Goal
Collect each line of the records containing the string "JSON".
____ Record list
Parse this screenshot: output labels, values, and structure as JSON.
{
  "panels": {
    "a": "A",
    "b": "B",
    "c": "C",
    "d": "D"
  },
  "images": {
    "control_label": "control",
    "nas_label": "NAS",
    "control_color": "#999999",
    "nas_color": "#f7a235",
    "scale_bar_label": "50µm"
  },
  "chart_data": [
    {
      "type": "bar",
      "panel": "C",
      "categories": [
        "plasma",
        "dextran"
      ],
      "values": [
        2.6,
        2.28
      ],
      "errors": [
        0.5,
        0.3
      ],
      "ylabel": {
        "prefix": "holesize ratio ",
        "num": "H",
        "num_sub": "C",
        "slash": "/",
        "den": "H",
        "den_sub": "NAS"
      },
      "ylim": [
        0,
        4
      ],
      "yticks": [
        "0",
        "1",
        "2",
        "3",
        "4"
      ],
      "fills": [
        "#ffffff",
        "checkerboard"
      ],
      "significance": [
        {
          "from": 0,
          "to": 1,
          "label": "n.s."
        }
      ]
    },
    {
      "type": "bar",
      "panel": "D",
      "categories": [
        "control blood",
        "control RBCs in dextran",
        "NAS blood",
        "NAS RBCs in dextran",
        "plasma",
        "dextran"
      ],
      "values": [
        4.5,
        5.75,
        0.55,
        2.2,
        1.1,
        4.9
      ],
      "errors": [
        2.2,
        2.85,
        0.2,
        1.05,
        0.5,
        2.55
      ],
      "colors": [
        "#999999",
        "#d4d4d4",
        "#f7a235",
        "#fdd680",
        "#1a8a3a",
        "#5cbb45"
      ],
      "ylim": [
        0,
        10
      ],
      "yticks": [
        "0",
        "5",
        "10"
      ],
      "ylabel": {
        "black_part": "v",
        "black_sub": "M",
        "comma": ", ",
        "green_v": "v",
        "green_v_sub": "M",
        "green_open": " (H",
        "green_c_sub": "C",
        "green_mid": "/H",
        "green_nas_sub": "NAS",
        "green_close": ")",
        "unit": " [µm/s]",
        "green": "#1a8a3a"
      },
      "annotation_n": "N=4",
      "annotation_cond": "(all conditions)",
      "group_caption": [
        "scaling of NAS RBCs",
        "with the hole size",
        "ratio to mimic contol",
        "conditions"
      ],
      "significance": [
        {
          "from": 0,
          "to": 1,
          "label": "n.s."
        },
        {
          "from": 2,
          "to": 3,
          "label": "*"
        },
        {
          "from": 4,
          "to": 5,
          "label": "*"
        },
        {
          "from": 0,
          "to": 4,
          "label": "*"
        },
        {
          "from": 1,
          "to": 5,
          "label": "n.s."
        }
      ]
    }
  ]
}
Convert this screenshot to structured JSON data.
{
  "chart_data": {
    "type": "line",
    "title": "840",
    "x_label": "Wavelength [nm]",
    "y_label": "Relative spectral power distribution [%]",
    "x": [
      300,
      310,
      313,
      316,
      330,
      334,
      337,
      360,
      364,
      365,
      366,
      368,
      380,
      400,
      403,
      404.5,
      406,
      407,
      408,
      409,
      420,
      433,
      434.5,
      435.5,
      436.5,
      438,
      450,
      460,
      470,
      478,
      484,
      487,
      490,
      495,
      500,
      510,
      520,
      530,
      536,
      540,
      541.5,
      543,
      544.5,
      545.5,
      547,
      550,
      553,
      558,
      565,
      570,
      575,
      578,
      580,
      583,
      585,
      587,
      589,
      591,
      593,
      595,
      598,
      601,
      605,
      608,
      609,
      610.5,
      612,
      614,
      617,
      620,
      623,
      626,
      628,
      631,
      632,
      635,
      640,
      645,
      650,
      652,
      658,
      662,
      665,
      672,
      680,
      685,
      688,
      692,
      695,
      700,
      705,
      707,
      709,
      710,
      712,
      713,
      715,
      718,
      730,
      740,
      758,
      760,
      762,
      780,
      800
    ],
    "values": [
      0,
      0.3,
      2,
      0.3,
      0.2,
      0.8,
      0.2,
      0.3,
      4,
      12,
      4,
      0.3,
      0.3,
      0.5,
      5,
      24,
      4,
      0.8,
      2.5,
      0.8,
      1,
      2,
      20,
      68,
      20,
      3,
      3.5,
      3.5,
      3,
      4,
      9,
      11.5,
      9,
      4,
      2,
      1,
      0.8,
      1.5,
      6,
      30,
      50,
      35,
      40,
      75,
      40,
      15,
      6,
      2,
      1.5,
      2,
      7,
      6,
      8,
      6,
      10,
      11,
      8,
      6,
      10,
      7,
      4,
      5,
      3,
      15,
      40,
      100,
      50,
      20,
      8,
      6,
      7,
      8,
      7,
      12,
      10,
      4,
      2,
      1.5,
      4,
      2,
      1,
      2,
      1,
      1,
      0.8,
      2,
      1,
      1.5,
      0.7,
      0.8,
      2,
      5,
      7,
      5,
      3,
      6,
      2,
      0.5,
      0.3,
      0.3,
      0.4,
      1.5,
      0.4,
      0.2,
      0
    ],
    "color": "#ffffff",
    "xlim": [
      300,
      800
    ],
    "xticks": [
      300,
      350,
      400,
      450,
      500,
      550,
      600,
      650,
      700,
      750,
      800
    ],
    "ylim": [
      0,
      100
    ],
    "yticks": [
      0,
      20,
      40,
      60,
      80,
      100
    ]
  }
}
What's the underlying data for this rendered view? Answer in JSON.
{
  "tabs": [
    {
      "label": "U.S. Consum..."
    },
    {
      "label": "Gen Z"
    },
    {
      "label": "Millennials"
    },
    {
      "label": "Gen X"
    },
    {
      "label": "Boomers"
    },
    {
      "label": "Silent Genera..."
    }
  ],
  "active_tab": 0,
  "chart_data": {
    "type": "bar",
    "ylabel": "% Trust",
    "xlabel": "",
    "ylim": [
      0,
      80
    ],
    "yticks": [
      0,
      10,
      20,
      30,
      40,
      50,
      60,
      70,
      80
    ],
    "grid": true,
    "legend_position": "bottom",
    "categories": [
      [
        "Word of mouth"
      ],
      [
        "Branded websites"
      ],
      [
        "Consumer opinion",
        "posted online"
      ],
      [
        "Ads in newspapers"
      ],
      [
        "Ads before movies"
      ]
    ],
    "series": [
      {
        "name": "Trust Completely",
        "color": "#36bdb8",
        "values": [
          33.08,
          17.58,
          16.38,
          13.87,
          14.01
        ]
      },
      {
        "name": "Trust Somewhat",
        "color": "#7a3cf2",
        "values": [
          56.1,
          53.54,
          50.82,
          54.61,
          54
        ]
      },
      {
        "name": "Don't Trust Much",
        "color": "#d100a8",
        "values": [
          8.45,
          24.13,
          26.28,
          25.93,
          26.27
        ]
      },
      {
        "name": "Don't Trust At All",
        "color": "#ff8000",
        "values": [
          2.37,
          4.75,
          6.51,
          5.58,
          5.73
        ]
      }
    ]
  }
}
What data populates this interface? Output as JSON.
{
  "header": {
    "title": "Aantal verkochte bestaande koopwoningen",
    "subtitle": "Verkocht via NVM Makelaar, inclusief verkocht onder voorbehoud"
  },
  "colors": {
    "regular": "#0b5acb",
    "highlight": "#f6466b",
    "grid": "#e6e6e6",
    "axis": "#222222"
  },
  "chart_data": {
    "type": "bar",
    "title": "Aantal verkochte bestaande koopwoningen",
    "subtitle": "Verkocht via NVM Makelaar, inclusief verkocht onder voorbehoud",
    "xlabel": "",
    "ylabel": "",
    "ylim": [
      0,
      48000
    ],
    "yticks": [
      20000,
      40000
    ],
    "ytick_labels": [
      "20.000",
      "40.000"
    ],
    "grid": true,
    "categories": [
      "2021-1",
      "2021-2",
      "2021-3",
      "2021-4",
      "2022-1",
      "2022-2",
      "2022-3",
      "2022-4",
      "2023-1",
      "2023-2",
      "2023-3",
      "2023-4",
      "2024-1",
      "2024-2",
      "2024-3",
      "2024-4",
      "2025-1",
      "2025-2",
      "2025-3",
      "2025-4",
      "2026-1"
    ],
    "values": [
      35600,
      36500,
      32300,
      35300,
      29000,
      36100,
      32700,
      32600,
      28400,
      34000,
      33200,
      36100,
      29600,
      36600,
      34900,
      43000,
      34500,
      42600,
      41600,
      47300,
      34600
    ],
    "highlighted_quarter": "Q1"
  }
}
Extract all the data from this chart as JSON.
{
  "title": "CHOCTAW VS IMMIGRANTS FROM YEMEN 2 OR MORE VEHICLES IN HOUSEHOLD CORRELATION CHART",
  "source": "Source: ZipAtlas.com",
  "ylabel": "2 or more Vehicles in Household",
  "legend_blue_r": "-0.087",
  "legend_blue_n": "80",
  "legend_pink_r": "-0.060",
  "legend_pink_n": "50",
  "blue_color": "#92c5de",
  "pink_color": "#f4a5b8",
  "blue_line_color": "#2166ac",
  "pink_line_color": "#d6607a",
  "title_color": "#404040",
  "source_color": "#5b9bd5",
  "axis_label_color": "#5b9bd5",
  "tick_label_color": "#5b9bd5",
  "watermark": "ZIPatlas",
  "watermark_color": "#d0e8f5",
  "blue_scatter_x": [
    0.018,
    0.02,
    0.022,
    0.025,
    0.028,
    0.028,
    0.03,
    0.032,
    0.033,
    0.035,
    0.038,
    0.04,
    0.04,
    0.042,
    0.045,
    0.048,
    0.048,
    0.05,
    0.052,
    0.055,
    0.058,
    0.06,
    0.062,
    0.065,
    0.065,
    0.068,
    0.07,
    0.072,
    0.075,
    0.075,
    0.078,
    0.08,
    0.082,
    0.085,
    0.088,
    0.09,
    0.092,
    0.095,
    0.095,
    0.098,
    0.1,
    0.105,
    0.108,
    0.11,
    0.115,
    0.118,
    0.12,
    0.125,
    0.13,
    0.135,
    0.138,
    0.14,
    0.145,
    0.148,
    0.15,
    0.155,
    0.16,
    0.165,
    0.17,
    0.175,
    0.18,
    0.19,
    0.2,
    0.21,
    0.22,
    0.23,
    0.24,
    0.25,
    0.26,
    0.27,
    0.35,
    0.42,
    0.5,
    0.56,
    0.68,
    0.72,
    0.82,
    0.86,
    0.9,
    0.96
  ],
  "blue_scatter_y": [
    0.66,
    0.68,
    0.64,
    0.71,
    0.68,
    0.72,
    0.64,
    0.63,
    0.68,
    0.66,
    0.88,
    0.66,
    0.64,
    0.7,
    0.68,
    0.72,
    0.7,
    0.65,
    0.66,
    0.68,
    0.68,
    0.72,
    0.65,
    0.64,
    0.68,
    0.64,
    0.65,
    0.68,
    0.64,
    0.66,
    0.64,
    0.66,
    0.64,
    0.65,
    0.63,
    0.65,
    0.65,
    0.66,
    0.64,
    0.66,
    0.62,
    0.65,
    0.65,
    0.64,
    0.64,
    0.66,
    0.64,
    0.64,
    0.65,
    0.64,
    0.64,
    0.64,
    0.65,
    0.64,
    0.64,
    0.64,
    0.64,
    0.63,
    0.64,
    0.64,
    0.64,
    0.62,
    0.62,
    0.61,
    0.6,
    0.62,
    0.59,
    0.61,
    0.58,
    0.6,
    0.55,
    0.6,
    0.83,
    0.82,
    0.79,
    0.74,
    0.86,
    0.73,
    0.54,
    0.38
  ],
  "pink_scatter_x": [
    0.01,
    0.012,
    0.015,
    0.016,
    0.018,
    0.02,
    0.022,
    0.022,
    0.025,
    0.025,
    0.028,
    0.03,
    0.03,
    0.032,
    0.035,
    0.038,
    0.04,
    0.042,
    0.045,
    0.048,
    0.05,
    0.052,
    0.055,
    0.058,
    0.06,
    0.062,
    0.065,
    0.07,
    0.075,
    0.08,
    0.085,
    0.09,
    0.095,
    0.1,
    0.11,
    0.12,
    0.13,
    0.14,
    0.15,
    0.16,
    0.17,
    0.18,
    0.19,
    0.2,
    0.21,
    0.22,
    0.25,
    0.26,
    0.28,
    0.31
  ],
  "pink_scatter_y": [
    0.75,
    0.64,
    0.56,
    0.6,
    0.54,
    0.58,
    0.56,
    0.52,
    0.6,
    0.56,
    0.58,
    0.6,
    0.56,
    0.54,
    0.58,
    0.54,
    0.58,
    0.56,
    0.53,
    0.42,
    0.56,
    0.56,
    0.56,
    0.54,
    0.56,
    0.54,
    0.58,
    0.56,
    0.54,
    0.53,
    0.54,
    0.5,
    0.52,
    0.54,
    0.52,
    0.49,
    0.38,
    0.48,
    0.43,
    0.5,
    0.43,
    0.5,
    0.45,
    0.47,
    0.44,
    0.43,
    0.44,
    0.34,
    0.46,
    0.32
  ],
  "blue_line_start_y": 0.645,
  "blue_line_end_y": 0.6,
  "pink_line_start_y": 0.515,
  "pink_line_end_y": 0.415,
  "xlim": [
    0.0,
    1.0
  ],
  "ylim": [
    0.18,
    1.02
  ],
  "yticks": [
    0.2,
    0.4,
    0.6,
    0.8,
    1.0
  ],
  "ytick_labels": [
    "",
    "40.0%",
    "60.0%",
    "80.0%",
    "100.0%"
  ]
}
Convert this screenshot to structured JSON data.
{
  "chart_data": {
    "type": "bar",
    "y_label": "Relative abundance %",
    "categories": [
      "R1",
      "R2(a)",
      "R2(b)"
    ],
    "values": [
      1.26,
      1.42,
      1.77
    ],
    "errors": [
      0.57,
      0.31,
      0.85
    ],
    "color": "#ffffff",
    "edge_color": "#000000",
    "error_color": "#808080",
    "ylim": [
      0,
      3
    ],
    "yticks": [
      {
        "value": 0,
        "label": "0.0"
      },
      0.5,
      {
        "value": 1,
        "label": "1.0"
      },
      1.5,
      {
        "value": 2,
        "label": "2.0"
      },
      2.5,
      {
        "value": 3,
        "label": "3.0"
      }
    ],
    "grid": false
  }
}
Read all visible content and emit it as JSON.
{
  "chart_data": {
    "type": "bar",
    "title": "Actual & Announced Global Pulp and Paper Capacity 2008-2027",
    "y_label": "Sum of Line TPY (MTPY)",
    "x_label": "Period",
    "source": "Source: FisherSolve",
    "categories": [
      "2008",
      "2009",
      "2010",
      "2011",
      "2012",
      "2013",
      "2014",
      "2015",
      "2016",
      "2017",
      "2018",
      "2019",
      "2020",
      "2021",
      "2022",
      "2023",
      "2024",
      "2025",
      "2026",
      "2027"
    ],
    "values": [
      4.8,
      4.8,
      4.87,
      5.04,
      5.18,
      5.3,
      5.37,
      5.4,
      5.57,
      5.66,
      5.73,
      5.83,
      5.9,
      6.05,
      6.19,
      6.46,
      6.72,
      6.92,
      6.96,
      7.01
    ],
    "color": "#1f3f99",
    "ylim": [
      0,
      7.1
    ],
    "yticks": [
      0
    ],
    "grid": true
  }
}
________
The output
Parse this screenshot: output labels, values, and structure as JSON.
Convert this screenshot to structured JSON data.
What's the underlying data for this rendered view? Answer in JSON.
What data populates this interface? Output as JSON.
Extract all the data from this chart as JSON.
Convert this screenshot to structured JSON data.
Read all visible content and emit it as JSON.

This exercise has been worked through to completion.